[START OF Passage provided]

‘YOUR eyes that once were never weary of mine
Are bowed in sorrow under pendulous lids,
Because our love is waning.’
And then She:
‘Although our love is waning, let us stand
By the lone border of the lake once more,
Together in that hour of gentleness
When the poor tired child, passion, falls asleep.
How far away the stars seem, and how far
Is our first kiss, and ah, how old my heart!’
Pensive they paced along the faded leaves,
While slowly he whose hand held hers replied:
‘Passion has often worn our wandering hearts.’
The woods were round them, and the yellow leaves
Fell like faint meteors in the gloom, and once
A rabbit old and lame limped down the path;
Autumn was over him: and now they stood
On the lone border of the lake once more:
Turning, he saw that she had thrust dead leaves
Gathered in silence, dewy as her eyes,
In bosom and hair.
‘Ah, do not mourn,’ he said,
‘That we are tired, for other loves await us;
Hate on and love through unrepining hours.
Before us lies eternity; our souls
Are love, and a continual farewell.’
– Ephemera by W.B. Yeats, 1865-1939
For the last few days, I have been walking the two and a half miles from my friend’s house to the jewelry studio and realizing that the quiet time that walking gives me is what is giving structure to my day and to my thoughts. If I don’t walk a long distance, I feel like my day is incomplete.
The other day I went to one of my favorite coffee shops for lunch with a friend. We had amazing salads served by a super cute waitress who looked like Julianne Moore, and I was completely overwhelmed by the experience, simply because of the sheer amount of people who were so uniquely dressed, so funky, so cool.
The culture of Austin encourages uniqueness of spirit and clothing, and the young people here go all out. This is definitely where I get my own sense of style: having grown up in a city where I was encouraged to be myself. One of the strengths of this city, I think, is its encouragement of people being themselves and not worrying what others think. This makes it a very young city, which is a good and a bad thing. The Peter Pan quality of Austin, or in other descriptive turns of phrase, the Velvet Coffin Effect, is one of the main reasons why I moved away from the city a year and a half ago. But, it sure is nice to visit and see amazing people and realize how exciting it is to be in a place where there is so much to do.

[END OF Passage provided]

To do —
1. Please explain, in one to three sentences, why the writer of the passage on Yeats and Austin moved away from Austin.
2. Write the next part of the passage on Yeats and Austin, continuing from its last sentence.

[START OF Data rows]

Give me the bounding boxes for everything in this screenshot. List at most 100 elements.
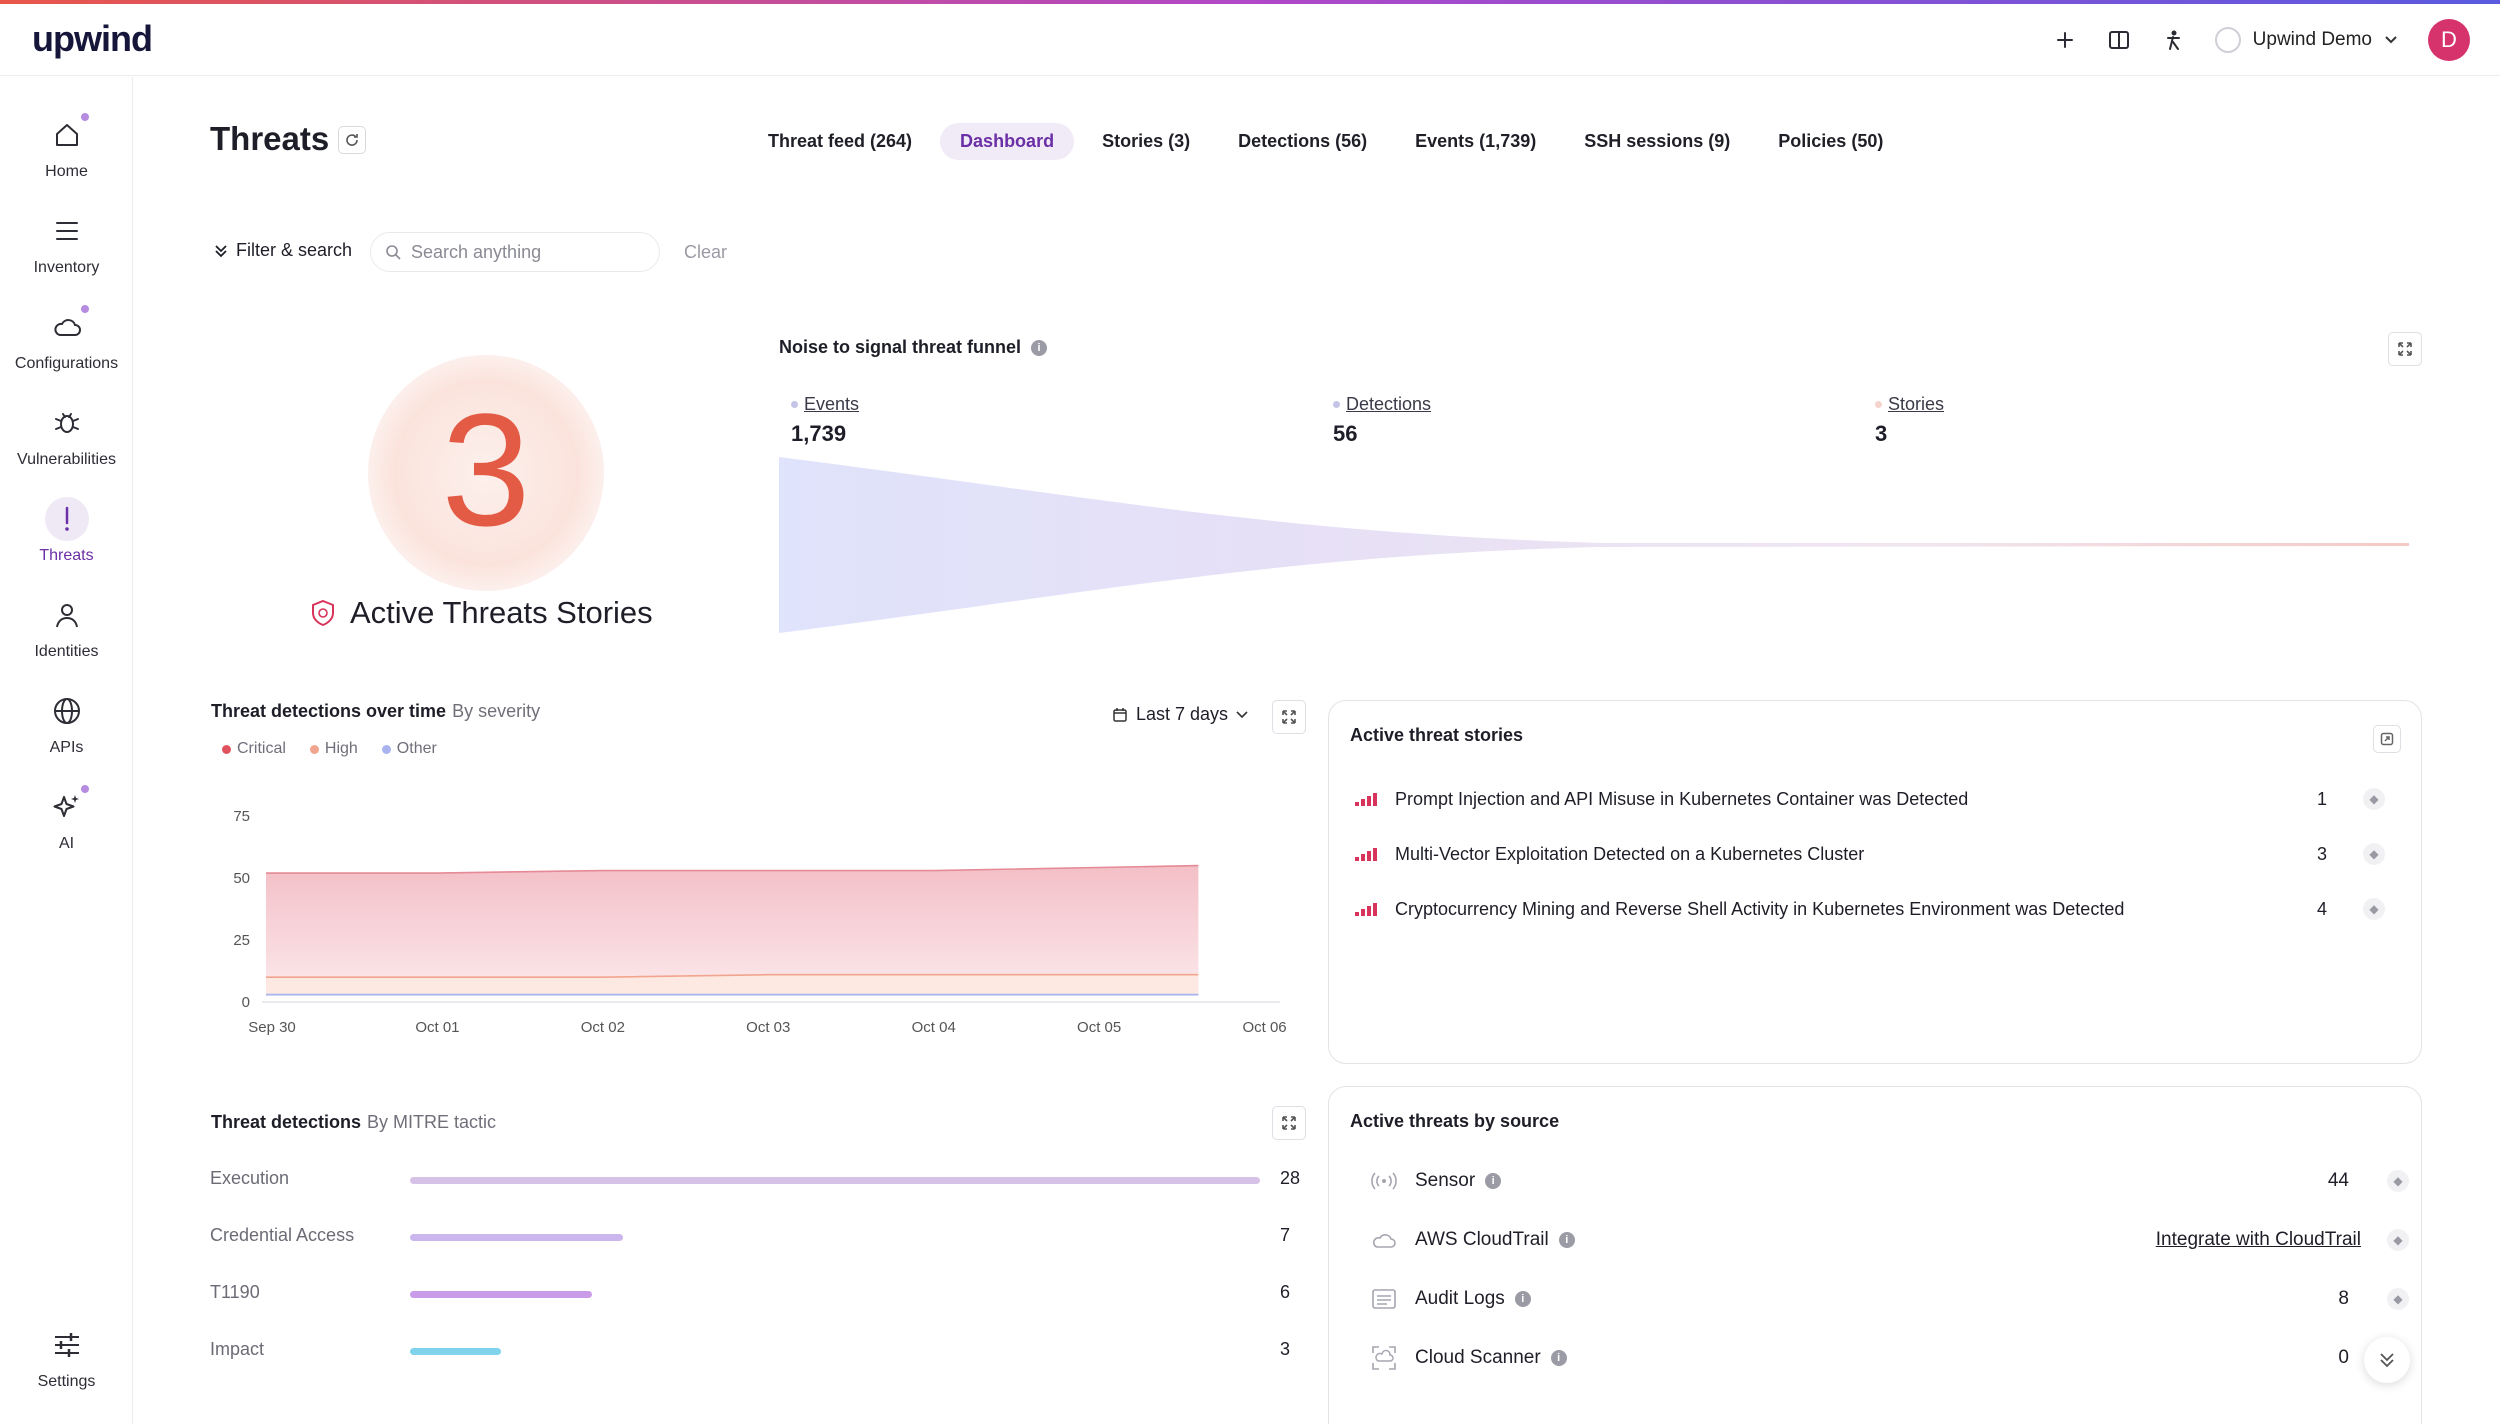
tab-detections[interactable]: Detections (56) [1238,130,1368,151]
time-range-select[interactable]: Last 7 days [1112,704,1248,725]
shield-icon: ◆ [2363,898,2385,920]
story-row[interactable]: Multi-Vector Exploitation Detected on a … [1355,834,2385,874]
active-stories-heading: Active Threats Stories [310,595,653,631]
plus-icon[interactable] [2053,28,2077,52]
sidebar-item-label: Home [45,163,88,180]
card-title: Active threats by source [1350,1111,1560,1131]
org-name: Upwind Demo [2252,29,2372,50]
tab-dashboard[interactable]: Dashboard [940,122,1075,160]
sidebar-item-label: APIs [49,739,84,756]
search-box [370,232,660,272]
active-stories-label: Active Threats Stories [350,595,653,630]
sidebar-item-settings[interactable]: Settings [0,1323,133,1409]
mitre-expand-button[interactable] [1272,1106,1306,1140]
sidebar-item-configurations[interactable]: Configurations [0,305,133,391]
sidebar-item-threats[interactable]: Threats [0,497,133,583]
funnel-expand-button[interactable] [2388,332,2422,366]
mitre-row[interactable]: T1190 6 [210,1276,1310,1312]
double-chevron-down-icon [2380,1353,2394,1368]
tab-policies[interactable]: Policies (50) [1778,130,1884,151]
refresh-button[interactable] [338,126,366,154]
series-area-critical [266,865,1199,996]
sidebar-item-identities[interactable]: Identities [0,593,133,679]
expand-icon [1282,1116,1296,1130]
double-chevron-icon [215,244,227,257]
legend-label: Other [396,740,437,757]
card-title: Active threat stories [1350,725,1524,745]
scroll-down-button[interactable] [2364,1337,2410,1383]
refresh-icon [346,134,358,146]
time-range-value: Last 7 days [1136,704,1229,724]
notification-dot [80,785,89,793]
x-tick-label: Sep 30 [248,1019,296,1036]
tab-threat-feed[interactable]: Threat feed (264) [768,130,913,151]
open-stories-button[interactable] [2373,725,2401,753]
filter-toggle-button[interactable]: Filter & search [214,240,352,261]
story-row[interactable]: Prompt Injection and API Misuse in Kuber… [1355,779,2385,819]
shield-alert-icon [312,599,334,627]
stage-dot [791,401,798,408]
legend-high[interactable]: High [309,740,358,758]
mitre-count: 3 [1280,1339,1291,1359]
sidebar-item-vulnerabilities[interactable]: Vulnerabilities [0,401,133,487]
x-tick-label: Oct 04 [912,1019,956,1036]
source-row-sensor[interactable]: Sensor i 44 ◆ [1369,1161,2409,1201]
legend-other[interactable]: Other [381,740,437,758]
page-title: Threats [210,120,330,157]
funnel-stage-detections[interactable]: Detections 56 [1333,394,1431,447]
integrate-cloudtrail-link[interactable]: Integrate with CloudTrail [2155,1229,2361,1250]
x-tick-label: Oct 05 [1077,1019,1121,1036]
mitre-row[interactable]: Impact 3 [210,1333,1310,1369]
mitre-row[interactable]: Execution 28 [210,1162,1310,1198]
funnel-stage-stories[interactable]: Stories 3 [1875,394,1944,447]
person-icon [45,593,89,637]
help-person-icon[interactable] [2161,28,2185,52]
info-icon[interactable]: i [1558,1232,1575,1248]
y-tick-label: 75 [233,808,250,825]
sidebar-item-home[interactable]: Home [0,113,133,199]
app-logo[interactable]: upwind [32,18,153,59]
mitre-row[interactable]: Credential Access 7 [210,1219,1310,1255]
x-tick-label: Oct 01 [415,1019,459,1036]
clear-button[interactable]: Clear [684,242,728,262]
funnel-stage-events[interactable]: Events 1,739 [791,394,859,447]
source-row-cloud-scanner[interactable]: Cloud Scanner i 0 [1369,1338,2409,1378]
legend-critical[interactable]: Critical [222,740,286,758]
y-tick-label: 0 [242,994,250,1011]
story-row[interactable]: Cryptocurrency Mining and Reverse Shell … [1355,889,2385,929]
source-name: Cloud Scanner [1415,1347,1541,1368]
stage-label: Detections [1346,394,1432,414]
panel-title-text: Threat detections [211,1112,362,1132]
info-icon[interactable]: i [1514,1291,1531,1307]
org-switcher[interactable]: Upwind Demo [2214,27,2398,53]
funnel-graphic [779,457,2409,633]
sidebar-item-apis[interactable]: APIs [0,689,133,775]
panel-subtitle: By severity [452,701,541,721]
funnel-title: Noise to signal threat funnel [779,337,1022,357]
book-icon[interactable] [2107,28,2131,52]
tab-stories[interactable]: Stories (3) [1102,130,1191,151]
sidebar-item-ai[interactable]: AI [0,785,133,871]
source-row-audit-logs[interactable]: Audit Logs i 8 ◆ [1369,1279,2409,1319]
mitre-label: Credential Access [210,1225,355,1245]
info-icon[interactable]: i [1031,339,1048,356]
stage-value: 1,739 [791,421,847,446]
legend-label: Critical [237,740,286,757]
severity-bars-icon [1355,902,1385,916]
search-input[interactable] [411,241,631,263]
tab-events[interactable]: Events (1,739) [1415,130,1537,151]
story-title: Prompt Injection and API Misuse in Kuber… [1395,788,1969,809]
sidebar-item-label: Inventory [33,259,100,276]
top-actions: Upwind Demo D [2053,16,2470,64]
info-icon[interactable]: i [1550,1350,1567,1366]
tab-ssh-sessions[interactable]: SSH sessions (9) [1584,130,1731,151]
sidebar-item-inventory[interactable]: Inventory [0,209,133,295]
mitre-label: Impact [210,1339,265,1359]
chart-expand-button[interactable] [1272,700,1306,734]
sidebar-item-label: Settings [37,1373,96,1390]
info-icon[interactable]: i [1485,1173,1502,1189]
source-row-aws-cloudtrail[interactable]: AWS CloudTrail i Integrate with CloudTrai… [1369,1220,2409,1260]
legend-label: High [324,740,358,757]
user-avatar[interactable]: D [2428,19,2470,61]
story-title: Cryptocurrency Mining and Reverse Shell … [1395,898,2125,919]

[END OF Data rows]

Expected outputs —
1. The writer says Austin encourages people to be themselves, which makes it a very young city. That "Peter Pan quality," also called the "Velvet Coffin Effect," was one of the main reasons the writer left Austin a year and a half ago.

2.
That being said, however, I find myself overwhelmed by the intense action of this city. I used to find it very laid back, and on this trip I am actually finding it to be incredibly busy, colorful, loud and not the place that I remember it. I know that, when I lived here, I had a home and a job and all the things that ground your life, but, I think that you gain a sense of perspective once you leave a place and return to it as a visitor. Returning to Austin with eyes wide open after a year of Philadelphia, New York and Maine, has shown me that while I truly love this city and the fact that it helped me cultivate and create my personality from a girl of eighteen to a woman of thirty, that I was right to have moved away.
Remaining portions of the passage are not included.